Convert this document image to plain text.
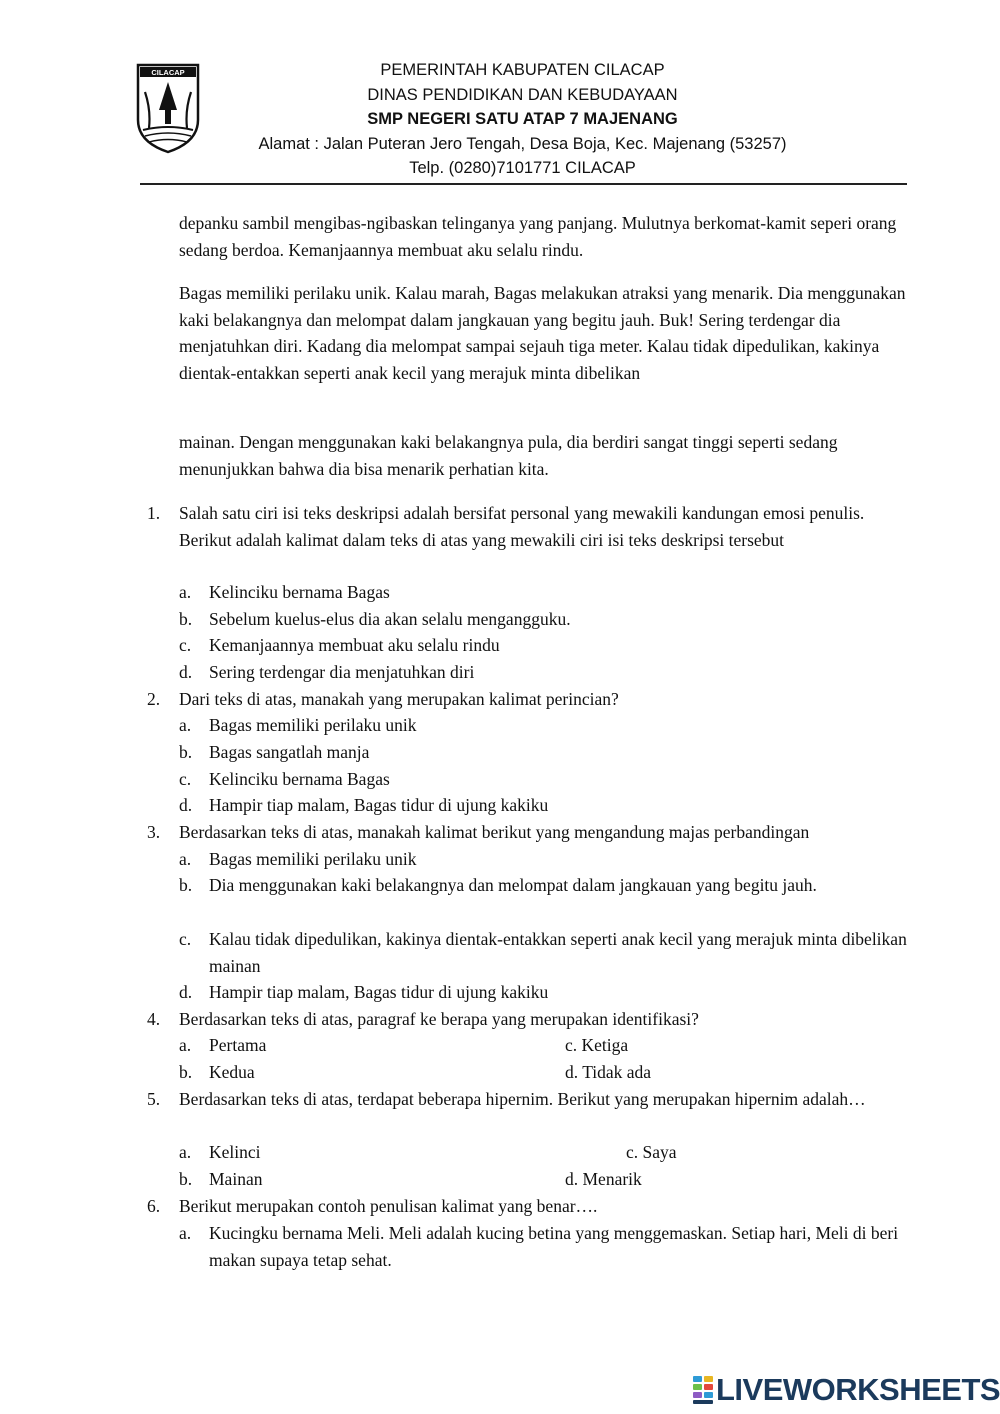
CILACAP	PEMERINTAH KABUPATEN CILACAP
DINAS PENDIDIKAN DAN KEBUDAYAAN
SMP NEGERI SATU ATAP 7 MAJENANG
Alamat : Jalan Puteran Jero Tengah, Desa Boja, Kec. Majenang (53257)
Telp. (0280)7101771 CILACAP
depanku sambil mengibas-ngibaskan telinganya yang panjang. Mulutnya berkomat-kamit seperi orang sedang berdoa. Kemanjaannya membuat aku selalu rindu.
Bagas memiliki perilaku unik. Kalau marah, Bagas melakukan atraksi yang menarik. Dia menggunakan kaki belakangnya dan melompat dalam jangkauan yang begitu jauh. Buk! Sering terdengar dia menjatuhkan diri. Kadang dia melompat sampai sejauh tiga meter. Kalau tidak dipedulikan, kakinya dientak-entakkan seperti anak kecil yang merajuk minta dibelikan
mainan. Dengan menggunakan kaki belakangnya pula, dia berdiri sangat tinggi seperti sedang menunjukkan bahwa dia bisa menarik perhatian kita.
1. Salah satu ciri isi teks deskripsi adalah bersifat personal yang mewakili kandungan emosi penulis. Berikut adalah kalimat dalam teks di atas yang mewakili ciri isi teks deskripsi tersebut
a. Kelinciku bernama Bagas
b. Sebelum kuelus-elus dia akan selalu mengangguku.
c. Kemanjaannya membuat aku selalu rindu
d. Sering terdengar dia menjatuhkan diri
2. Dari teks di atas, manakah yang merupakan kalimat perincian?
a. Bagas memiliki perilaku unik
b. Bagas sangatlah manja
c. Kelinciku bernama Bagas
d. Hampir tiap malam, Bagas tidur di ujung kakiku
3. Berdasarkan teks di atas, manakah kalimat berikut yang mengandung majas perbandingan
a. Bagas memiliki perilaku unik
b. Dia menggunakan kaki belakangnya dan melompat dalam jangkauan yang begitu jauh.
c. Kalau tidak dipedulikan, kakinya dientak-entakkan seperti anak kecil yang merajuk minta dibelikan mainan
d. Hampir tiap malam, Bagas tidur di ujung kakiku
4. Berdasarkan teks di atas, paragraf ke berapa yang merupakan identifikasi?
a. Pertama	c. Ketiga
b. Kedua	d. Tidak ada
5. Berdasarkan teks di atas, terdapat beberapa hipernim. Berikut yang merupakan hipernim adalah…
a. Kelinci	c. Saya
b. Mainan	d. Menarik
6. Berikut merupakan contoh penulisan kalimat yang benar….
a. Kucingku bernama Meli. Meli adalah kucing betina yang menggemaskan. Setiap hari, Meli di beri makan supaya tetap sehat.
LIVEWORKSHEETS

------

Track down every line holding the string "minta" and copy it.

Bagas memiliki perilaku unik. Kalau marah, Bagas melakukan atraksi yang menarik. Dia menggunakan kaki belakangnya dan melompat dalam jangkauan yang begitu jauh. Buk! Sering terdengar dia menjatuhkan diri. Kadang dia melompat sampai sejauh tiga meter. Kalau tidak dipedulikan, kakinya dientak-entakkan seperti anak kecil yang merajuk minta dibelikan
c. Kalau tidak dipedulikan, kakinya dientak-entakkan seperti anak kecil yang merajuk minta dibelikan mainan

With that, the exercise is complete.